Please update the stretch of the excerpted text from "That's how the" through "easy to use." by replacing "ExchangeShell" with "Exchange Management Shell".

··· Excerpted text ···

However, even if we couldn’t find a difference, software test best practices indicates we should at least evaluate the worthiness of round-trip testing, even if we don’t implement it.

Comments (7)

  1. FWN says:

    Hi Tim,

    sound advice – though I'm fairly confident in the fidelity of base64string conversion, taking it for granted might just bite you in the ass when you least expect it.

    Regarding serializing and deserializing objects with Export-/Import-Clixml:

    You can do this with a PSTypeConverter and adding some Powershell properties using type-extension. Here's an example extension XML:

    <?xml version="1.0" encoding="utf-8"?>























         <CodeProperty IsHidden="true">



             <TypeName><PSTypeConverter FullTypeName></TypeName>










    That's how the ExchangeShell does things also. It comes with some limitations on how your object may look (Private fields/properties will not be preserved, public properties may not throw an error when set (though the set needs not do anything)).

    Other than those limitations though it's fairly easy to use.



  2. timid says:

    Re: Export-CliXml – Much thanks!  

    Re: Deserialization – Recently, I found a use for this aside from round-trip testing..  Running a PSH as a scheduled task isn't very secure if the task is "powershell.exe pathtoscript.ps1" because someone can overwrite script.ps1 (or add stuff like send-mailmessage -subject $cred.Username -body $cred.GetNetworkCredential().Password…)

    A more secure way is to create it as powershell.exe { (do-this; do-that) -and $soForth }.  However, there's only so much punctuation before cmd.exe, which is tasked with interpreting the scheduled task, will throw up.  So, we use -EncodedCommand.  That's great, but how do we debug it when it fails a few months later?

··· Information supplied ···

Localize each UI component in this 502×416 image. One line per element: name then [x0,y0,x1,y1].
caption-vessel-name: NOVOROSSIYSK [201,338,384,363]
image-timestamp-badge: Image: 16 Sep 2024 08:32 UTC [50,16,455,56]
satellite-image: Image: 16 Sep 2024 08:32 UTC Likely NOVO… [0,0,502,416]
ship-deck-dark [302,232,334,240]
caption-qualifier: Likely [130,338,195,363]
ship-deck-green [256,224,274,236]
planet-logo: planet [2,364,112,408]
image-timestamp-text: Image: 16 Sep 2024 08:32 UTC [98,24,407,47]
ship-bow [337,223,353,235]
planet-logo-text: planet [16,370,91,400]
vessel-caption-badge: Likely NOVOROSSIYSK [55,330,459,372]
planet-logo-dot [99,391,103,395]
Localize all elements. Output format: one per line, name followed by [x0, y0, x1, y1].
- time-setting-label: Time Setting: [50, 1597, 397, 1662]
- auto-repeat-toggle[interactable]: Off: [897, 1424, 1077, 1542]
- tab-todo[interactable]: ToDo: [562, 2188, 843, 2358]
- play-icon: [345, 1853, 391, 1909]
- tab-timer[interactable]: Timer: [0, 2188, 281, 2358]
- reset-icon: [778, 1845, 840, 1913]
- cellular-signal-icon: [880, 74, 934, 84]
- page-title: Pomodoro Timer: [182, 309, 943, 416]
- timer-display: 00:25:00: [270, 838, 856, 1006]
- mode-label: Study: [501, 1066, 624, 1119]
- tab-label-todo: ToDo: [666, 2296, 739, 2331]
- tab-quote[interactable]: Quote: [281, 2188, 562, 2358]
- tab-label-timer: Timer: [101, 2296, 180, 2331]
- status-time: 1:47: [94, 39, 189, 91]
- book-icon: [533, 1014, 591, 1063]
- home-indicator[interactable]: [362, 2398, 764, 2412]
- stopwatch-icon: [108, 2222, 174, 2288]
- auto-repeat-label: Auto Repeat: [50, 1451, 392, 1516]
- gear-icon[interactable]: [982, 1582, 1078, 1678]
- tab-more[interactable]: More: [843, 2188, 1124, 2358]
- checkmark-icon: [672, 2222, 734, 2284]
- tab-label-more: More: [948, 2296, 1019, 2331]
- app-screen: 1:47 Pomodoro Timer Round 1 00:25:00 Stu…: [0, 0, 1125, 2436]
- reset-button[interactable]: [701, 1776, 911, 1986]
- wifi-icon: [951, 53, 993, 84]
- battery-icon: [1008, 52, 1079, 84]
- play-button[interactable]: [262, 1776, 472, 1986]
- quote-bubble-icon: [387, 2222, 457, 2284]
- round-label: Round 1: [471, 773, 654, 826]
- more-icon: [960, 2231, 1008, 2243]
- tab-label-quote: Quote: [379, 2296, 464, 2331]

···

» **Reply to the task**:
That's how the Exchange Management Shell does things also. It comes with some limitations on how your object may look (Private fields/properties will not be preserved, public properties may not throw an error when set (though the set needs not do anything)).

    Other than those limitations though it's fairly easy to use.